• Exercise aim
Find every line with "title" in it, then report how many there are and nothing more.
==== Extracted information ====
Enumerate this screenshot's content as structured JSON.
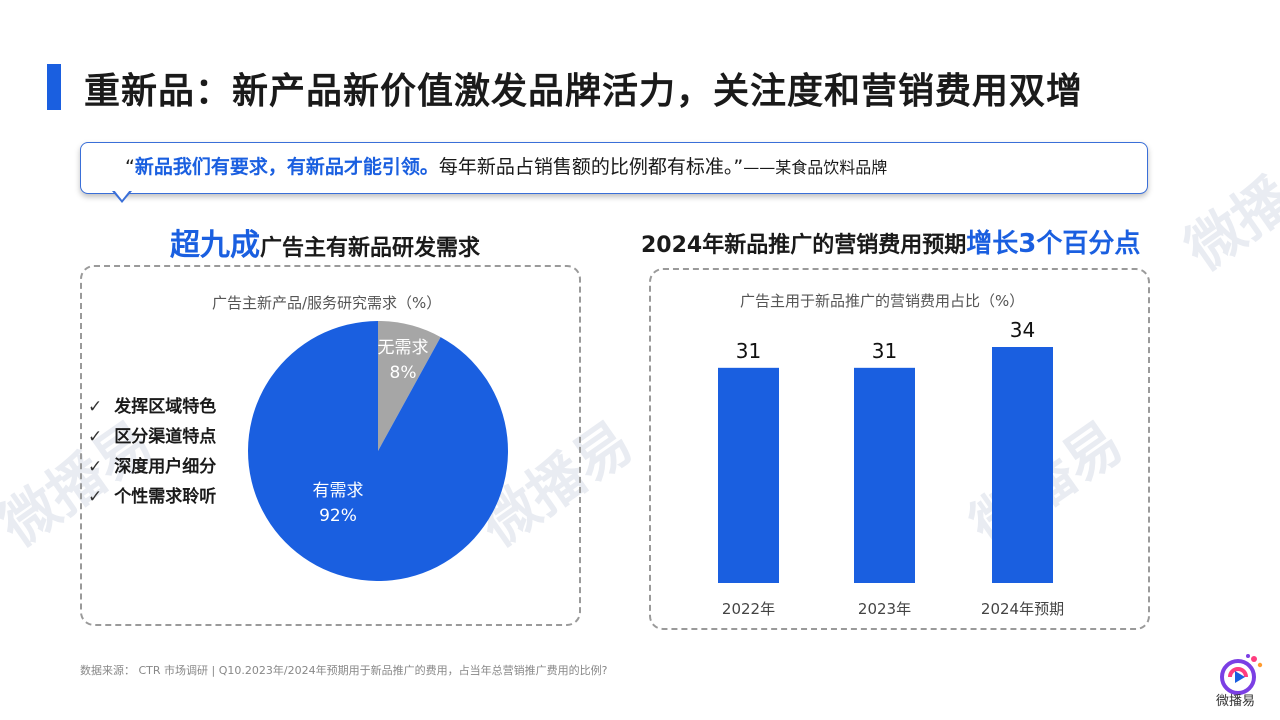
{
  "header": {
    "title": "重新品：新产品新价值激发品牌活力，关注度和营销费用双增"
  },
  "quote": {
    "open": "“",
    "highlight": "新品我们有要求，有新品才能引领。",
    "text": "每年新品占销售额的比例都有标准。”",
    "source": "——某食品饮料品牌"
  },
  "left_section": {
    "heading_big": "超九成",
    "heading_rest": "广告主有新品研发需求",
    "checklist": [
      "发挥区域特色",
      "区分渠道特点",
      "深度用户细分",
      "个性需求聆听"
    ]
  },
  "right_section": {
    "heading_rest": "2024年新品推广的营销费用预期",
    "heading_big": "增长3个百分点"
  },
  "chart_data": [
    {
      "type": "pie",
      "title": "广告主新产品/服务研究需求（%）",
      "slices": [
        {
          "label": "有需求",
          "value": 92,
          "value_label": "92%",
          "color": "#1a5fe0"
        },
        {
          "label": "无需求",
          "value": 8,
          "value_label": "8%",
          "color": "#a6a6a6"
        }
      ]
    },
    {
      "type": "bar",
      "title": "广告主用于新品推广的营销费用占比（%）",
      "categories": [
        "2022年",
        "2023年",
        "2024年预期"
      ],
      "values": [
        31,
        31,
        34
      ],
      "color": "#1a5fe0",
      "grid": false
    }
  ],
  "footer": {
    "source": "数据来源： CTR 市场调研 | Q10.2023年/2024年预期用于新品推广的费用，占当年总营销推广费用的比例?"
  },
  "logo": {
    "text": "微播易",
    "icon": "play-icon"
  },
  "colors": {
    "accent": "#1a5fe0",
    "grey_slice": "#a6a6a6"
  }
}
====
• Solution to the exercise
3